* start *

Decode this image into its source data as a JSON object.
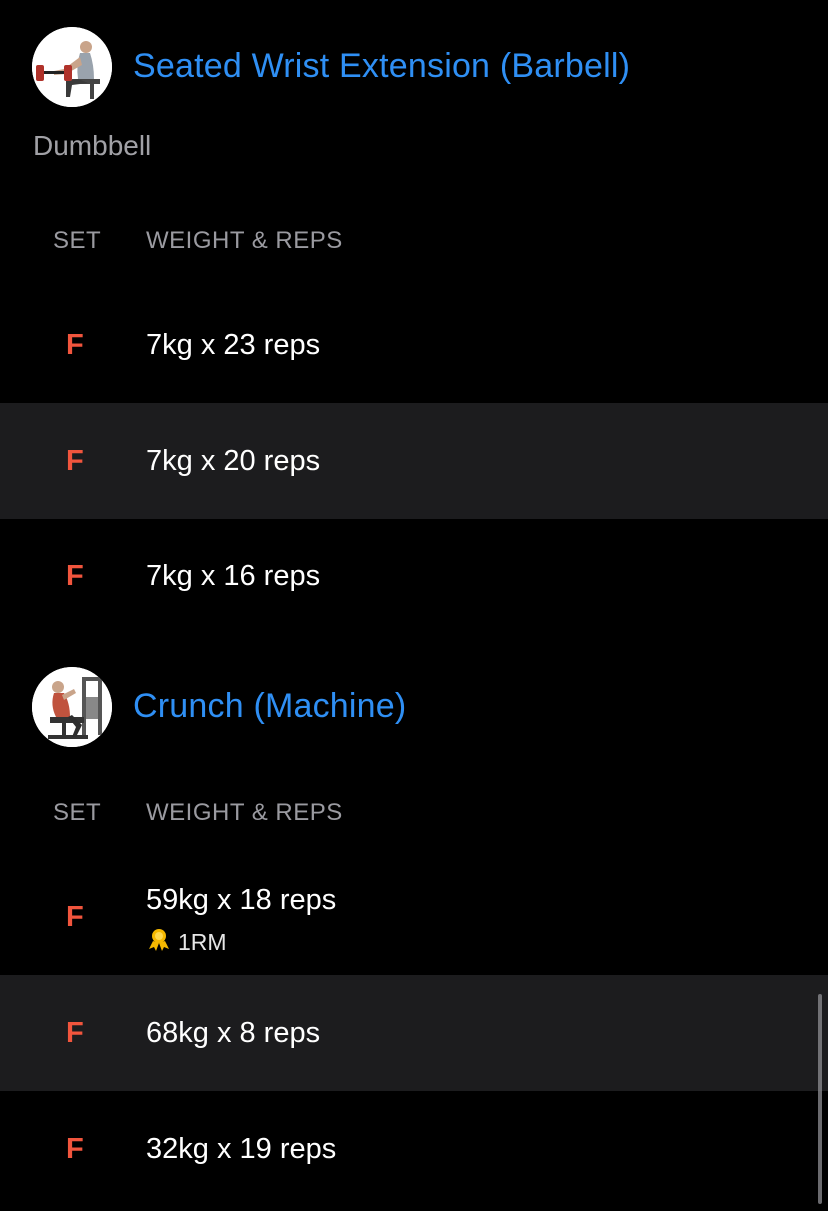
{
  "exercises": [
    {
      "title": "Seated Wrist Extension (Barbell)",
      "note": "Dumbbell",
      "thumbnail_icon": "seated-wrist-extension-illustration",
      "columns": {
        "set": "SET",
        "weight_reps": "WEIGHT & REPS"
      },
      "sets": [
        {
          "label": "F",
          "value": "7kg x 23 reps"
        },
        {
          "label": "F",
          "value": "7kg x 20 reps"
        },
        {
          "label": "F",
          "value": "7kg x 16 reps"
        }
      ]
    },
    {
      "title": "Crunch (Machine)",
      "thumbnail_icon": "machine-crunch-illustration",
      "columns": {
        "set": "SET",
        "weight_reps": "WEIGHT & REPS"
      },
      "sets": [
        {
          "label": "F",
          "value": "59kg x 18 reps",
          "badge": "1RM",
          "badge_icon": "medal-icon"
        },
        {
          "label": "F",
          "value": "68kg x 8 reps"
        },
        {
          "label": "F",
          "value": "32kg x 19 reps"
        }
      ]
    }
  ],
  "colors": {
    "background": "#000000",
    "row_alt": "#1c1c1e",
    "title_blue": "#2f8ff4",
    "set_label_red": "#f1553d",
    "muted_text": "#9a9aa0",
    "medal_gold": "#f5b800"
  }
}
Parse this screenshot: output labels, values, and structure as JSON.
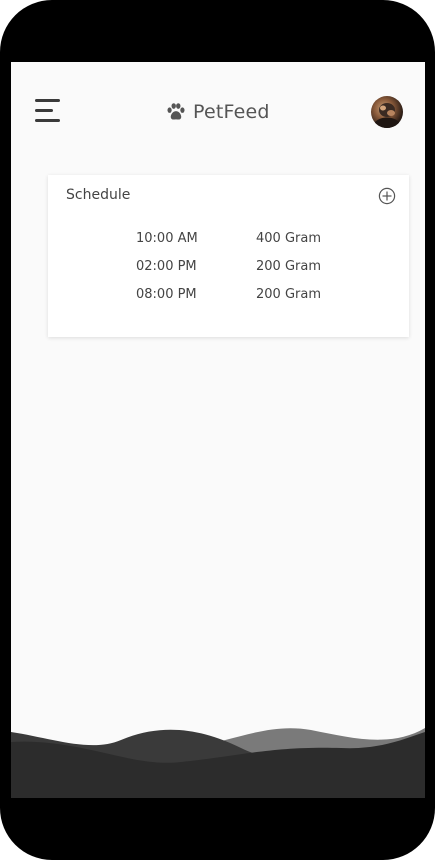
{
  "app": {
    "title": "PetFeed",
    "brand_icon": "paw-icon",
    "menu_icon": "hamburger-menu-icon"
  },
  "colors": {
    "frame": "#000000",
    "screen_bg": "#fafafa",
    "text": "#444444",
    "wave_dark": "#2c2c2c",
    "wave_mid": "#3d3d3d",
    "wave_light": "#7a7a7a"
  },
  "schedule": {
    "title": "Schedule",
    "add_icon": "add-circle-icon",
    "rows": [
      {
        "time": "10:00 AM",
        "amount": "400 Gram"
      },
      {
        "time": "02:00 PM",
        "amount": "200 Gram"
      },
      {
        "time": "08:00 PM",
        "amount": "200 Gram"
      }
    ]
  }
}
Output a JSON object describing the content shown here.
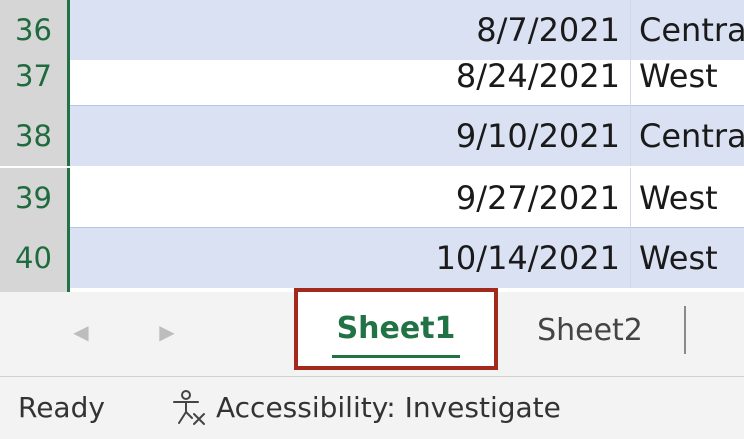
{
  "rows": [
    {
      "num": "36",
      "date": "8/7/2021",
      "region": "Central"
    },
    {
      "num": "37",
      "date": "8/24/2021",
      "region": "West"
    },
    {
      "num": "38",
      "date": "9/10/2021",
      "region": "Central"
    },
    {
      "num": "39",
      "date": "9/27/2021",
      "region": "West"
    },
    {
      "num": "40",
      "date": "10/14/2021",
      "region": "West"
    }
  ],
  "tabs": {
    "prev_icon": "chevron-left-icon",
    "next_icon": "chevron-right-icon",
    "sheet1": "Sheet1",
    "sheet2": "Sheet2",
    "active": "Sheet1"
  },
  "status": {
    "ready": "Ready",
    "accessibility": "Accessibility: Investigate",
    "accessibility_icon": "accessibility-icon"
  },
  "colors": {
    "accent": "#217346",
    "highlight_border": "#a4291d",
    "band": "#d9e1f2"
  }
}
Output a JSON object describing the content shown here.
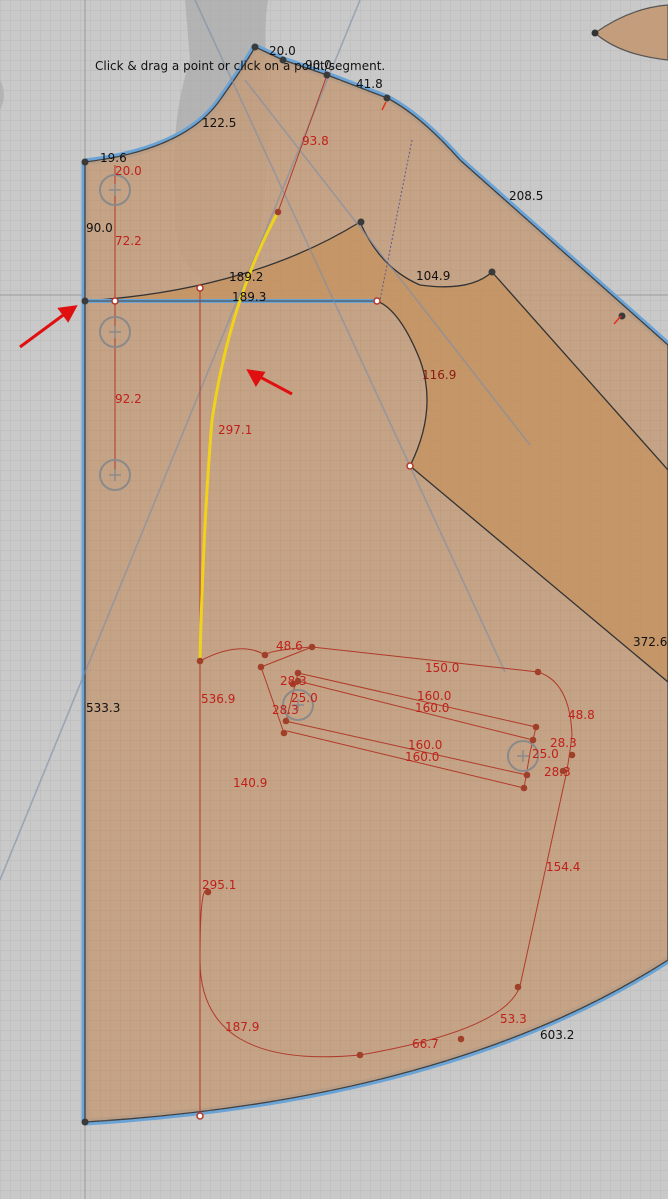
{
  "hint": "Click & drag a point or click on a point/segment.",
  "colors": {
    "background": "#c9c9c9",
    "piece_fill": "#c49d7c",
    "sleeve_fill": "#c4925e",
    "outline_blue": "#6aa3d6",
    "selected_seam": "#f0d21a",
    "pattern_red": "#b03a2a",
    "annotation_arrow": "#e01010"
  },
  "icons": [
    "crosshair-handle-icon",
    "red-arrow-pointer-icon"
  ],
  "labels": {
    "top_neck_20": "20.0",
    "top_90": "90.0",
    "shoulder_41_8": "41.8",
    "neck_curve": "122.5",
    "left_19_6": "19.6",
    "red_20": "20.0",
    "red_93_8": "93.8",
    "armhole_208_5": "208.5",
    "left_90": "90.0",
    "red_72_2": "72.2",
    "mid_189_2": "189.2",
    "mid_189_3": "189.3",
    "sleeve_104_9": "104.9",
    "sleeve_116_9": "116.9",
    "red_92_2": "92.2",
    "yellow_297_1": "297.1",
    "right_372_6": "372.6",
    "red_48_6": "48.6",
    "red_150": "150.0",
    "red_28_3_a": "28.3",
    "red_160_a": "160.0",
    "red_25_a": "25.0",
    "red_160_b": "160.0",
    "red_48_8": "48.8",
    "left_533_3": "533.3",
    "red_536_9": "536.9",
    "red_28_3_b": "28.3",
    "red_160_c": "160.0",
    "red_28_3_c": "28.3",
    "red_25_b": "25.0",
    "red_160_d": "160.0",
    "red_28_3_d": "28.3",
    "red_140_9": "140.9",
    "red_154_4": "154.4",
    "red_295_1": "295.1",
    "red_53_3": "53.3",
    "red_187_9": "187.9",
    "red_66_7": "66.7",
    "hem_603_2": "603.2"
  }
}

* end *

→ What to work on:
Omit the pictures and restate the rest of the records verbatim.

→ Result of this task:
Decode this image into its source data as a JSON object.
{
  "exercises": [
    {
      "title": "Seated Wrist Extension (Barbell)",
      "note": "Dumbbell",
      "thumbnail_icon": "seated-wrist-extension-illustration",
      "columns": {
        "set": "SET",
        "weight_reps": "WEIGHT & REPS"
      },
      "sets": [
        {
          "label": "F",
          "value": "7kg x 23 reps"
        },
        {
          "label": "F",
          "value": "7kg x 20 reps"
        },
        {
          "label": "F",
          "value": "7kg x 16 reps"
        }
      ]
    },
    {
      "title": "Crunch (Machine)",
      "thumbnail_icon": "machine-crunch-illustration",
      "columns": {
        "set": "SET",
        "weight_reps": "WEIGHT & REPS"
      },
      "sets": [
        {
          "label": "F",
          "value": "59kg x 18 reps",
          "badge": "1RM",
          "badge_icon": "medal-icon"
        },
        {
          "label": "F",
          "value": "68kg x 8 reps"
        },
        {
          "label": "F",
          "value": "32kg x 19 reps"
        }
      ]
    }
  ],
  "colors": {
    "background": "#000000",
    "row_alt": "#1c1c1e",
    "title_blue": "#2f8ff4",
    "set_label_red": "#f1553d",
    "muted_text": "#9a9aa0",
    "medal_gold": "#f5b800"
  }
}
Parse this screenshot: output labels, values, and structure as JSON.
{
  "app": {
    "title": "PetFeed",
    "brand_icon": "paw-icon",
    "menu_icon": "hamburger-menu-icon"
  },
  "colors": {
    "frame": "#000000",
    "screen_bg": "#fafafa",
    "text": "#444444",
    "wave_dark": "#2c2c2c",
    "wave_mid": "#3d3d3d",
    "wave_light": "#7a7a7a"
  },
  "schedule": {
    "title": "Schedule",
    "add_icon": "add-circle-icon",
    "rows": [
      {
        "time": "10:00 AM",
        "amount": "400 Gram"
      },
      {
        "time": "02:00 PM",
        "amount": "200 Gram"
      },
      {
        "time": "08:00 PM",
        "amount": "200 Gram"
      }
    ]
  }
}
Output a JSON object describing the content shown here.
{
  "rows": [
    {
      "num": "36",
      "date": "8/7/2021",
      "region": "Central"
    },
    {
      "num": "37",
      "date": "8/24/2021",
      "region": "West"
    },
    {
      "num": "38",
      "date": "9/10/2021",
      "region": "Central"
    },
    {
      "num": "39",
      "date": "9/27/2021",
      "region": "West"
    },
    {
      "num": "40",
      "date": "10/14/2021",
      "region": "West"
    }
  ],
  "tabs": {
    "prev_icon": "chevron-left-icon",
    "next_icon": "chevron-right-icon",
    "sheet1": "Sheet1",
    "sheet2": "Sheet2",
    "active": "Sheet1"
  },
  "status": {
    "ready": "Ready",
    "accessibility": "Accessibility: Investigate",
    "accessibility_icon": "accessibility-icon"
  },
  "colors": {
    "accent": "#217346",
    "highlight_border": "#a4291d",
    "band": "#d9e1f2"
  }
}
Output a JSON object describing the content shown here.
{
  "hint": "Click & drag a point or click on a point/segment.",
  "colors": {
    "background": "#c9c9c9",
    "piece_fill": "#c49d7c",
    "sleeve_fill": "#c4925e",
    "outline_blue": "#6aa3d6",
    "selected_seam": "#f0d21a",
    "pattern_red": "#b03a2a",
    "annotation_arrow": "#e01010"
  },
  "icons": [
    "crosshair-handle-icon",
    "red-arrow-pointer-icon"
  ],
  "labels": {
    "top_neck_20": "20.0",
    "top_90": "90.0",
    "shoulder_41_8": "41.8",
    "neck_curve": "122.5",
    "left_19_6": "19.6",
    "red_20": "20.0",
    "red_93_8": "93.8",
    "armhole_208_5": "208.5",
    "left_90": "90.0",
    "red_72_2": "72.2",
    "mid_189_2": "189.2",
    "mid_189_3": "189.3",
    "sleeve_104_9": "104.9",
    "sleeve_116_9": "116.9",
    "red_92_2": "92.2",
    "yellow_297_1": "297.1",
    "right_372_6": "372.6",
    "red_48_6": "48.6",
    "red_150": "150.0",
    "red_28_3_a": "28.3",
    "red_160_a": "160.0",
    "red_25_a": "25.0",
    "red_160_b": "160.0",
    "red_48_8": "48.8",
    "left_533_3": "533.3",
    "red_536_9": "536.9",
    "red_28_3_b": "28.3",
    "red_160_c": "160.0",
    "red_28_3_c": "28.3",
    "red_25_b": "25.0",
    "red_160_d": "160.0",
    "red_28_3_d": "28.3",
    "red_140_9": "140.9",
    "red_154_4": "154.4",
    "red_295_1": "295.1",
    "red_53_3": "53.3",
    "red_187_9": "187.9",
    "red_66_7": "66.7",
    "hem_603_2": "603.2"
  }
}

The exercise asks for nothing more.